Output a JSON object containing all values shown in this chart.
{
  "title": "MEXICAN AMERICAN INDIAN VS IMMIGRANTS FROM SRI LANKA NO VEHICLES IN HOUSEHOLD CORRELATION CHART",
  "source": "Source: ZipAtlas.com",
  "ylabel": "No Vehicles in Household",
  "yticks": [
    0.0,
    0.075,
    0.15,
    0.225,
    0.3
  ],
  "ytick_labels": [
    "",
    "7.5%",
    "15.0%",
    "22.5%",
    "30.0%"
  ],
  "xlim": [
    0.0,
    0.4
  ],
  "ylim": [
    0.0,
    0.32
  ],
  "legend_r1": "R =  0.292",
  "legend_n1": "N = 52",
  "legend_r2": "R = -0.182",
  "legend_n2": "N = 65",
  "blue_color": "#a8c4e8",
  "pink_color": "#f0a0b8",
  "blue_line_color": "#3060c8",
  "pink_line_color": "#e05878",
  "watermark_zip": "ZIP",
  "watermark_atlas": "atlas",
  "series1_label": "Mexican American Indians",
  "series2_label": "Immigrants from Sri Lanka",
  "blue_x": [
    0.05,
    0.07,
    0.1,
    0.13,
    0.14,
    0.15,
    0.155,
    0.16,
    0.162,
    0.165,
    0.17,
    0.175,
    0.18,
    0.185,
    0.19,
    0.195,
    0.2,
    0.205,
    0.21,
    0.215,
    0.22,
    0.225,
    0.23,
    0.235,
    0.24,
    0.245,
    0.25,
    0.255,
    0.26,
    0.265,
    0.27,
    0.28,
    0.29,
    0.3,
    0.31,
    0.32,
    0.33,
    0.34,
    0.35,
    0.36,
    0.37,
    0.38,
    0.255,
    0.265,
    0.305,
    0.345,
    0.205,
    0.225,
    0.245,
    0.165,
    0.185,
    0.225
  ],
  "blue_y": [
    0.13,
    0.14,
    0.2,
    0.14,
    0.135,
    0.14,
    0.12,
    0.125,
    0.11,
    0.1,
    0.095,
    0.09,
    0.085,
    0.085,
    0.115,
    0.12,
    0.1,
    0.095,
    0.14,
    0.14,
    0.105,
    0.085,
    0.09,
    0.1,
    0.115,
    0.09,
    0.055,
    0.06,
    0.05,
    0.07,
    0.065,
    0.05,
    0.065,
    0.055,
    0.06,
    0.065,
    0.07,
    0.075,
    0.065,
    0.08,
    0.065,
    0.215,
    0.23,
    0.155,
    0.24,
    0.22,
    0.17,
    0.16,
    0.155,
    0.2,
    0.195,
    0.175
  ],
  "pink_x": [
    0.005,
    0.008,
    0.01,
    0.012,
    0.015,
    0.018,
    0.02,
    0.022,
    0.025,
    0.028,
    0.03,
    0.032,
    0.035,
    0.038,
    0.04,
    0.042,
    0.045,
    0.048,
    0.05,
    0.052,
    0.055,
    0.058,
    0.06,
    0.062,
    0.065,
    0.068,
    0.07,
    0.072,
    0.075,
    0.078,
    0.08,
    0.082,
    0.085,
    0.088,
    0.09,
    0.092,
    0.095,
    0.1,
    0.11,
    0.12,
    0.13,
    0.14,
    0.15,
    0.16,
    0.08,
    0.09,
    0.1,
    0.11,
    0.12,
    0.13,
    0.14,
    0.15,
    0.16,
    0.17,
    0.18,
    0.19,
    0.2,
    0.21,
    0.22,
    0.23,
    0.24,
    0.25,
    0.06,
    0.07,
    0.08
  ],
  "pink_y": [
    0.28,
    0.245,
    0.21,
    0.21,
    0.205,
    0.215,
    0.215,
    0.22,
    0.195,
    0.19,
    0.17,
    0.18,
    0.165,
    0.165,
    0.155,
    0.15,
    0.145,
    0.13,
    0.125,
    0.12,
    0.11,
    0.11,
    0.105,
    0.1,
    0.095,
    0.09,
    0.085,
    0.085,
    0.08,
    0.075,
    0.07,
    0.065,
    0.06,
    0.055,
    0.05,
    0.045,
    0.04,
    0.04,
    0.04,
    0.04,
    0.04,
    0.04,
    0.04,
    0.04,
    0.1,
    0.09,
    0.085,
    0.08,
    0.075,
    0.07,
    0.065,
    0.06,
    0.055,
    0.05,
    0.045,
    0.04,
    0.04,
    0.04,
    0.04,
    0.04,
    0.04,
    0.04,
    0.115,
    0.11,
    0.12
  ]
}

● **PROBLEM DESCRIPTION**: Transcribe all lines as written.

● **OUTPUT FOR THIS EXERCISE**:
Output a JSON object containing all values shown in this chart.
{
  "title": "MEXICAN AMERICAN INDIAN VS IMMIGRANTS FROM SRI LANKA NO VEHICLES IN HOUSEHOLD CORRELATION CHART",
  "source": "Source: ZipAtlas.com",
  "ylabel": "No Vehicles in Household",
  "yticks": [
    0.0,
    0.075,
    0.15,
    0.225,
    0.3
  ],
  "ytick_labels": [
    "",
    "7.5%",
    "15.0%",
    "22.5%",
    "30.0%"
  ],
  "xlim": [
    0.0,
    0.4
  ],
  "ylim": [
    0.0,
    0.32
  ],
  "legend_r1": "R =  0.292",
  "legend_n1": "N = 52",
  "legend_r2": "R = -0.182",
  "legend_n2": "N = 65",
  "blue_color": "#a8c4e8",
  "pink_color": "#f0a0b8",
  "blue_line_color": "#3060c8",
  "pink_line_color": "#e05878",
  "watermark_zip": "ZIP",
  "watermark_atlas": "atlas",
  "series1_label": "Mexican American Indians",
  "series2_label": "Immigrants from Sri Lanka",
  "blue_x": [
    0.05,
    0.07,
    0.1,
    0.13,
    0.14,
    0.15,
    0.155,
    0.16,
    0.162,
    0.165,
    0.17,
    0.175,
    0.18,
    0.185,
    0.19,
    0.195,
    0.2,
    0.205,
    0.21,
    0.215,
    0.22,
    0.225,
    0.23,
    0.235,
    0.24,
    0.245,
    0.25,
    0.255,
    0.26,
    0.265,
    0.27,
    0.28,
    0.29,
    0.3,
    0.31,
    0.32,
    0.33,
    0.34,
    0.35,
    0.36,
    0.37,
    0.38,
    0.255,
    0.265,
    0.305,
    0.345,
    0.205,
    0.225,
    0.245,
    0.165,
    0.185,
    0.225
  ],
  "blue_y": [
    0.13,
    0.14,
    0.2,
    0.14,
    0.135,
    0.14,
    0.12,
    0.125,
    0.11,
    0.1,
    0.095,
    0.09,
    0.085,
    0.085,
    0.115,
    0.12,
    0.1,
    0.095,
    0.14,
    0.14,
    0.105,
    0.085,
    0.09,
    0.1,
    0.115,
    0.09,
    0.055,
    0.06,
    0.05,
    0.07,
    0.065,
    0.05,
    0.065,
    0.055,
    0.06,
    0.065,
    0.07,
    0.075,
    0.065,
    0.08,
    0.065,
    0.215,
    0.23,
    0.155,
    0.24,
    0.22,
    0.17,
    0.16,
    0.155,
    0.2,
    0.195,
    0.175
  ],
  "pink_x": [
    0.005,
    0.008,
    0.01,
    0.012,
    0.015,
    0.018,
    0.02,
    0.022,
    0.025,
    0.028,
    0.03,
    0.032,
    0.035,
    0.038,
    0.04,
    0.042,
    0.045,
    0.048,
    0.05,
    0.052,
    0.055,
    0.058,
    0.06,
    0.062,
    0.065,
    0.068,
    0.07,
    0.072,
    0.075,
    0.078,
    0.08,
    0.082,
    0.085,
    0.088,
    0.09,
    0.092,
    0.095,
    0.1,
    0.11,
    0.12,
    0.13,
    0.14,
    0.15,
    0.16,
    0.08,
    0.09,
    0.1,
    0.11,
    0.12,
    0.13,
    0.14,
    0.15,
    0.16,
    0.17,
    0.18,
    0.19,
    0.2,
    0.21,
    0.22,
    0.23,
    0.24,
    0.25,
    0.06,
    0.07,
    0.08
  ],
  "pink_y": [
    0.28,
    0.245,
    0.21,
    0.21,
    0.205,
    0.215,
    0.215,
    0.22,
    0.195,
    0.19,
    0.17,
    0.18,
    0.165,
    0.165,
    0.155,
    0.15,
    0.145,
    0.13,
    0.125,
    0.12,
    0.11,
    0.11,
    0.105,
    0.1,
    0.095,
    0.09,
    0.085,
    0.085,
    0.08,
    0.075,
    0.07,
    0.065,
    0.06,
    0.055,
    0.05,
    0.045,
    0.04,
    0.04,
    0.04,
    0.04,
    0.04,
    0.04,
    0.04,
    0.04,
    0.1,
    0.09,
    0.085,
    0.08,
    0.075,
    0.07,
    0.065,
    0.06,
    0.055,
    0.05,
    0.045,
    0.04,
    0.04,
    0.04,
    0.04,
    0.04,
    0.04,
    0.04,
    0.115,
    0.11,
    0.12
  ]
}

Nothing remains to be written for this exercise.